Whenever a line below holds the word "وقال", copy that line.

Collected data
------------------------------------------------------------
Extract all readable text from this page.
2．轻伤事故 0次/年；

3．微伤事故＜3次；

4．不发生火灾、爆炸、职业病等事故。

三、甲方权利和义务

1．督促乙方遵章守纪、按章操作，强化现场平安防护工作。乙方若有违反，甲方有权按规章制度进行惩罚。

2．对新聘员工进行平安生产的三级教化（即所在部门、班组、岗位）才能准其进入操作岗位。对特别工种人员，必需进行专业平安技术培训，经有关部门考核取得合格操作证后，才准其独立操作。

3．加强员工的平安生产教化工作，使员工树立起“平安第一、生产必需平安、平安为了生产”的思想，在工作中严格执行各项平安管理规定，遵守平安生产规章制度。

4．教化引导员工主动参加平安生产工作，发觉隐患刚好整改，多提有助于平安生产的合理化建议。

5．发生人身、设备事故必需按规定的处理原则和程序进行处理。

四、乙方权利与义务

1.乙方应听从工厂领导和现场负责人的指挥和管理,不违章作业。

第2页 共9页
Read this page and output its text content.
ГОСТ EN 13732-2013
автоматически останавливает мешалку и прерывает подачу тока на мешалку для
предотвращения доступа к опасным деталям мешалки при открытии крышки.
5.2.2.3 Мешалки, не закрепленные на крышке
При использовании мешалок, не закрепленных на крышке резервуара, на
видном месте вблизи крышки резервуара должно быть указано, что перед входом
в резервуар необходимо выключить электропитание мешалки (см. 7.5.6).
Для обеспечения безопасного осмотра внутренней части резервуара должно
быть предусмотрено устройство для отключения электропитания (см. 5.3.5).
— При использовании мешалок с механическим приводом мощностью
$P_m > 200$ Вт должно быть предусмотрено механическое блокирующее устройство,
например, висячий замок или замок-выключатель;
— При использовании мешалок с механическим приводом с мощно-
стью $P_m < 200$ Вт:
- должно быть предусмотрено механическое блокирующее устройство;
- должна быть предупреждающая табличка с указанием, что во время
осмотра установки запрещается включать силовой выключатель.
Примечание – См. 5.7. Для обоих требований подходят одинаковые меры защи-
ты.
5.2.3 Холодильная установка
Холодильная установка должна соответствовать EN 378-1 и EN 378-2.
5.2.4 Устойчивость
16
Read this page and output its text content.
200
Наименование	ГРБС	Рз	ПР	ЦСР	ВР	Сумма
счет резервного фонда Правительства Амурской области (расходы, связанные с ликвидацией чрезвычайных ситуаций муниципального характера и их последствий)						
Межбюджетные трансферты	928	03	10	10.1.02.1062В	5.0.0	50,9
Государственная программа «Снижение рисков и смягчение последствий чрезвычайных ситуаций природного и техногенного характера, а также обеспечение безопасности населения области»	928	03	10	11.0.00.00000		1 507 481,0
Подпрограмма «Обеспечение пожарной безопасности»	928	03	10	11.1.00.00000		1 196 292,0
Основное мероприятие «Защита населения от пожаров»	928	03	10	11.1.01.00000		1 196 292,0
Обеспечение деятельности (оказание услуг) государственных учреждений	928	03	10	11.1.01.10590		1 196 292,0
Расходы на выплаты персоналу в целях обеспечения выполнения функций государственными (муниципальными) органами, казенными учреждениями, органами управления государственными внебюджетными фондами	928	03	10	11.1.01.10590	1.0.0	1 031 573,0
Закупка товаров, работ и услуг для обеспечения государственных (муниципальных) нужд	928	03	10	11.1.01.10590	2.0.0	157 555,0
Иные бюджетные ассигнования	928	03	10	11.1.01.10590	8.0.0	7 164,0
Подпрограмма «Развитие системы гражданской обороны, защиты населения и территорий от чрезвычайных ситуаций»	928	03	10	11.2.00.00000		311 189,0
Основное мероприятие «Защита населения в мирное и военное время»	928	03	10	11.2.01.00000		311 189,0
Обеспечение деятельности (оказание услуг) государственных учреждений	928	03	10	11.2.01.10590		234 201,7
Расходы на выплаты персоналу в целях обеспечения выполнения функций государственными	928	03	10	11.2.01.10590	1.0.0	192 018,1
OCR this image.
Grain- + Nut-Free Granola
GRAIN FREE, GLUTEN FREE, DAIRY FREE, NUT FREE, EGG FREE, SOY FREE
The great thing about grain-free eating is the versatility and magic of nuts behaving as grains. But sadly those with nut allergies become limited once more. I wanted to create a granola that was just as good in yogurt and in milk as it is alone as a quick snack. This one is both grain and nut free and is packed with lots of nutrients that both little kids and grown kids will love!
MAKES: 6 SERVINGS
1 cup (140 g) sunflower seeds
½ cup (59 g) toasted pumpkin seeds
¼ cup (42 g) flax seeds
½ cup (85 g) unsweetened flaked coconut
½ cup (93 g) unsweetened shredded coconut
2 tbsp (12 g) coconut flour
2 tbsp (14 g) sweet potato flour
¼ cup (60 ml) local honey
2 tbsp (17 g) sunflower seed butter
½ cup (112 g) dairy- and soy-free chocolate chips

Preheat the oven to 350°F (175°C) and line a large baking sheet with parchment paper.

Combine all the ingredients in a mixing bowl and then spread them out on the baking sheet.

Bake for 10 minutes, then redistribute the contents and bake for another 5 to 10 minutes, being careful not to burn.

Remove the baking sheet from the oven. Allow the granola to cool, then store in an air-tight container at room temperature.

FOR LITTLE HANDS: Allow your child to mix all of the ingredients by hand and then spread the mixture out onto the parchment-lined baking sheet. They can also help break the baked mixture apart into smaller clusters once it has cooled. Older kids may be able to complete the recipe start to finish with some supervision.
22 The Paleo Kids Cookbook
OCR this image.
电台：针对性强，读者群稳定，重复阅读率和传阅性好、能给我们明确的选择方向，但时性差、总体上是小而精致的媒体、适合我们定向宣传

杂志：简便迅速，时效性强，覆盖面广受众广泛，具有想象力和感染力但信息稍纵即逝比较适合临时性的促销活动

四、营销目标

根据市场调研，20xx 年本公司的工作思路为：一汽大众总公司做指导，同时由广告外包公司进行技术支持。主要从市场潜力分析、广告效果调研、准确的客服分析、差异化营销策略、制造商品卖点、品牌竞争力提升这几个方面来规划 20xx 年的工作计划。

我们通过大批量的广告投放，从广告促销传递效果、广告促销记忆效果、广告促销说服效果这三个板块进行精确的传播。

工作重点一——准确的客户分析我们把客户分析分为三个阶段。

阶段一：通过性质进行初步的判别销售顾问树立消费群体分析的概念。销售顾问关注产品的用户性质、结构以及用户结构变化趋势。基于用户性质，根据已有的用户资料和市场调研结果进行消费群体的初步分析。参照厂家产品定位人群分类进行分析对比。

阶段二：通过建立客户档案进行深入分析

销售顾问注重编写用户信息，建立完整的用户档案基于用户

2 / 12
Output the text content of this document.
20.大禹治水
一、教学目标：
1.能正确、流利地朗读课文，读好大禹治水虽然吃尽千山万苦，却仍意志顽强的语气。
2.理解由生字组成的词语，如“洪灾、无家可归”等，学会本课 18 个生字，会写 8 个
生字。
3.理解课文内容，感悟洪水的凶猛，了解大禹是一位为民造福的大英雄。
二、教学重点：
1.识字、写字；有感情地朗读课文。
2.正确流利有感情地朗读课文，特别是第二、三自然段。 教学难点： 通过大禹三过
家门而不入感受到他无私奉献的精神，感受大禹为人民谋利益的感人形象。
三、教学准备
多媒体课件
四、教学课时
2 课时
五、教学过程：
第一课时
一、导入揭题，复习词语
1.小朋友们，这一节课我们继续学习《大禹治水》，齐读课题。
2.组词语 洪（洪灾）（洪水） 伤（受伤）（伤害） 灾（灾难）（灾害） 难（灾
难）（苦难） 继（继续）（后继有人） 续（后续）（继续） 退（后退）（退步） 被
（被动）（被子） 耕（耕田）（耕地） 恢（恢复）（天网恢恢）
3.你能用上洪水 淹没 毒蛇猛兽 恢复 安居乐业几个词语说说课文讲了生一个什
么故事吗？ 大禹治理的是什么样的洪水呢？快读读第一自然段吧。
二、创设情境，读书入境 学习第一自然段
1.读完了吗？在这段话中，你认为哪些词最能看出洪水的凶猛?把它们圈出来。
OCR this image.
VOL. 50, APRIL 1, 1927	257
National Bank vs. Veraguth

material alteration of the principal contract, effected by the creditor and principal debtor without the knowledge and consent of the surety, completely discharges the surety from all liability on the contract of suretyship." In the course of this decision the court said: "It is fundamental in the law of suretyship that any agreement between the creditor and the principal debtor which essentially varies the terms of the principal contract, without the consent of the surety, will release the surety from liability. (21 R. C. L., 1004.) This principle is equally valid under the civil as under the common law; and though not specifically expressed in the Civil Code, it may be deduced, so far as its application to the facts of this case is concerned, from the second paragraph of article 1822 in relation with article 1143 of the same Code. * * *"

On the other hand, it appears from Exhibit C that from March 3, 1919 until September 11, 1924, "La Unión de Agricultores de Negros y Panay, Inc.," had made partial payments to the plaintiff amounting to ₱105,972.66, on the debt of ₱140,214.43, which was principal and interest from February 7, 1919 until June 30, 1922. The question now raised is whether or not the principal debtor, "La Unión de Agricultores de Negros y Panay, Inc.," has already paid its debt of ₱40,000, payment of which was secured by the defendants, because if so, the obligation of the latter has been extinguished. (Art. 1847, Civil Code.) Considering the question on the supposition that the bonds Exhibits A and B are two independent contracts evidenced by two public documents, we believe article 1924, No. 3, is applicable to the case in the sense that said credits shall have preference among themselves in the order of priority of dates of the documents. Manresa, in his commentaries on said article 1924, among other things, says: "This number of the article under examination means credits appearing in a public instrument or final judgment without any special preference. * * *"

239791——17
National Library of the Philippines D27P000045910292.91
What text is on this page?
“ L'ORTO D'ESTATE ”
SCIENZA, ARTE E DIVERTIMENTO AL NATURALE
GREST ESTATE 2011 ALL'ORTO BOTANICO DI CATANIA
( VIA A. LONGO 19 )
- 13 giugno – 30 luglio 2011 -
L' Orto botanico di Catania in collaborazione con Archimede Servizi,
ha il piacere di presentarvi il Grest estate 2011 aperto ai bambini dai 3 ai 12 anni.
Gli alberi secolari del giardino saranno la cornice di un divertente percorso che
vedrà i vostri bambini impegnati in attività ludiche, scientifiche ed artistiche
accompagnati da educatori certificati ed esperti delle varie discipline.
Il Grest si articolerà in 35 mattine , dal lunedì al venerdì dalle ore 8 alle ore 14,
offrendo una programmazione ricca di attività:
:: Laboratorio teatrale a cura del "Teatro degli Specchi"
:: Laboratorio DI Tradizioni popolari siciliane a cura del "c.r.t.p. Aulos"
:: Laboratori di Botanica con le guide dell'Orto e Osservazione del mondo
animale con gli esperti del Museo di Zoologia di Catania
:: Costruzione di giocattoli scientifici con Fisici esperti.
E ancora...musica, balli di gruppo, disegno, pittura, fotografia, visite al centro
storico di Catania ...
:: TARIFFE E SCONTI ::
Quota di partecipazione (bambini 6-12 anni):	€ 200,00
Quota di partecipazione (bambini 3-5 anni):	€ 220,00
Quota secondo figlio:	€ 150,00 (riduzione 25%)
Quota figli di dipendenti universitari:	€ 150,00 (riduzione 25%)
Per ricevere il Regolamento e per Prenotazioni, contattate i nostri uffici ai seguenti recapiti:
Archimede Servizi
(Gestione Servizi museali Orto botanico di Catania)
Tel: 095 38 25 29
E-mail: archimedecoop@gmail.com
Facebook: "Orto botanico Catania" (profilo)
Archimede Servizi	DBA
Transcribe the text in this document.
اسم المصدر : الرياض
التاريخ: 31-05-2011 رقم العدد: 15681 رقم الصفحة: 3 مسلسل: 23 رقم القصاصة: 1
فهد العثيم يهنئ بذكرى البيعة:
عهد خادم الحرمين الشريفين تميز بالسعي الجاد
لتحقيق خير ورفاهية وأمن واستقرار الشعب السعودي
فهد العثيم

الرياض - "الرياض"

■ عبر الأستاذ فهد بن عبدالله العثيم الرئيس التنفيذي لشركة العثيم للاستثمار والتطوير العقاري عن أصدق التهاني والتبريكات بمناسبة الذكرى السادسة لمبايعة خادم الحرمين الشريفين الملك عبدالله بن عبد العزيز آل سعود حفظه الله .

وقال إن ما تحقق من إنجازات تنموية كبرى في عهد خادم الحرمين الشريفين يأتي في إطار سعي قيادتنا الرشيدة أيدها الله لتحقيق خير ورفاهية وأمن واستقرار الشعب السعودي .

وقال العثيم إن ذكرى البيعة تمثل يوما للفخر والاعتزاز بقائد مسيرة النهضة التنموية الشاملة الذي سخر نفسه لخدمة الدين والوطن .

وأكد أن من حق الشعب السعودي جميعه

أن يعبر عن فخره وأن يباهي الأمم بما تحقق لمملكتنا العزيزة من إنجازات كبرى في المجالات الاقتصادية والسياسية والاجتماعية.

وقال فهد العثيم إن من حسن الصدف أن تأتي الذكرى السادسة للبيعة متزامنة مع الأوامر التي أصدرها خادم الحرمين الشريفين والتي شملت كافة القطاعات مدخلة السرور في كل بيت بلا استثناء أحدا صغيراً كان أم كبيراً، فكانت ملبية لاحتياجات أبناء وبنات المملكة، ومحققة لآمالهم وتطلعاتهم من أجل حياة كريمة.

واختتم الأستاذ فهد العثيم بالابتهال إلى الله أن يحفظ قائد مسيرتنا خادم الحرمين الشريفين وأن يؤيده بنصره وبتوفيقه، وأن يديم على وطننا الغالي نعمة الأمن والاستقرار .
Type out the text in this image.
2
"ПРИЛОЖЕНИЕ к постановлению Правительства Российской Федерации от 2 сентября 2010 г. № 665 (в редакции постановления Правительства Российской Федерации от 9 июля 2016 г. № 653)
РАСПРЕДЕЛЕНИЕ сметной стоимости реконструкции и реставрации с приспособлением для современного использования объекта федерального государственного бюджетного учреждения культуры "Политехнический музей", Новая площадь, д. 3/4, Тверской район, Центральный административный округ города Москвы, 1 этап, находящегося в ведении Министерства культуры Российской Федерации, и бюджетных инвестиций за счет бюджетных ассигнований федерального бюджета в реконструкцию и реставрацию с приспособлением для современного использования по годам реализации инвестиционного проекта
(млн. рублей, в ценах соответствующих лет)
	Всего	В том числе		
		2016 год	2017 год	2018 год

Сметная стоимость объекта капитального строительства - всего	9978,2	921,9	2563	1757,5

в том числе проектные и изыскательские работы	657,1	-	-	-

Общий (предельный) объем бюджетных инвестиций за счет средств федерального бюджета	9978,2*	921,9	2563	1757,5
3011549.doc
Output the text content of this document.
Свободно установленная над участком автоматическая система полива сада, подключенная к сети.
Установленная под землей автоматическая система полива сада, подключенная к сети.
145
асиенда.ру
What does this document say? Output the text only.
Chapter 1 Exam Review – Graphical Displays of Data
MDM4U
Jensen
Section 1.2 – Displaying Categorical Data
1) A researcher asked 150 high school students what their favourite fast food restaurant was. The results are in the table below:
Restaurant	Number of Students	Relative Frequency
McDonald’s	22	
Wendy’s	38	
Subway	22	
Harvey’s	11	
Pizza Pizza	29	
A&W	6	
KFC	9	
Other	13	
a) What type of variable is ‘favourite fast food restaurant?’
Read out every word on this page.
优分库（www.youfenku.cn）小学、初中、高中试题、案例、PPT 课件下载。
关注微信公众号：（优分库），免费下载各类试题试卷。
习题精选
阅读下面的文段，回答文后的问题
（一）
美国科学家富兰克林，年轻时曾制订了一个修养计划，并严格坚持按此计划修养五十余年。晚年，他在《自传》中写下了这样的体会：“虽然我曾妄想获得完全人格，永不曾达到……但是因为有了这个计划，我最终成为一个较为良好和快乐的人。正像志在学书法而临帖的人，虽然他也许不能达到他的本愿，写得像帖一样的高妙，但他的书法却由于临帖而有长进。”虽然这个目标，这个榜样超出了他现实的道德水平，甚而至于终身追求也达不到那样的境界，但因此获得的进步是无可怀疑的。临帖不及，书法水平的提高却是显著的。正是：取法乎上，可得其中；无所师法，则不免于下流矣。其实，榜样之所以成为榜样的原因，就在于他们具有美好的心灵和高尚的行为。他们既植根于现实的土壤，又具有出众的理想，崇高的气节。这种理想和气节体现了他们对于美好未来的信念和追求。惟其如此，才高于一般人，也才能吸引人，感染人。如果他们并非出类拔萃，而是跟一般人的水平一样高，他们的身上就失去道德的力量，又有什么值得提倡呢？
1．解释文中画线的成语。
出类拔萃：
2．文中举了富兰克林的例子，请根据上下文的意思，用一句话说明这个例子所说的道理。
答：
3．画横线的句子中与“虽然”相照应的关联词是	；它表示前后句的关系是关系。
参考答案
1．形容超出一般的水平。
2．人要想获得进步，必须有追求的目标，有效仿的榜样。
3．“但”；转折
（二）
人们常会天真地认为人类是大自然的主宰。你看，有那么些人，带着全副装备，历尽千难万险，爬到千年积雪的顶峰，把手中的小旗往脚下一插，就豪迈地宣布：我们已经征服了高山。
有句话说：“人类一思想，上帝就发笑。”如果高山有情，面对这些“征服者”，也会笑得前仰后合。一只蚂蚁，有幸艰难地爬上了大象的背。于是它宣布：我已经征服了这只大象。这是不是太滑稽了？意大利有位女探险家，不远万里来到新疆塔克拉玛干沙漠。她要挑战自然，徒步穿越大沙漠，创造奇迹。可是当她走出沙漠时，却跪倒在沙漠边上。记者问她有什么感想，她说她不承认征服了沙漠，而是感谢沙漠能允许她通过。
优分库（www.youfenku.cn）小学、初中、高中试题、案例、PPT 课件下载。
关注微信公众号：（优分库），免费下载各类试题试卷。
------------------------------------------------------------
RESPONSE TO THIS EXERCISE:
وقال إن ما تحقق من إنجازات تنموية كبرى في عهد خادم الحرمين الشريفين يأتي في إطار سعي قيادتنا الرشيدة أيدها الله لتحقيق خير ورفاهية وأمن واستقرار الشعب السعودي .
وقال العثيم إن ذكرى البيعة تمثل يوما للفخر والاعتزاز بقائد مسيرة النهضة التنموية الشاملة الذي سخر نفسه لخدمة الدين والوطن .
وقال فهد العثيم إن من حسن الصدف أن تأتي الذكرى السادسة للبيعة متزامنة مع الأوامر التي أصدرها خادم الحرمين الشريفين والتي شملت كافة القطاعات مدخلة السرور في كل بيت بلا استثناء أحدا صغيراً كان أم كبيراً، فكانت ملبية لاحتياجات أبناء وبنات المملكة، ومحققة لآمالهم وتطلعاتهم من أجل حياة كريمة.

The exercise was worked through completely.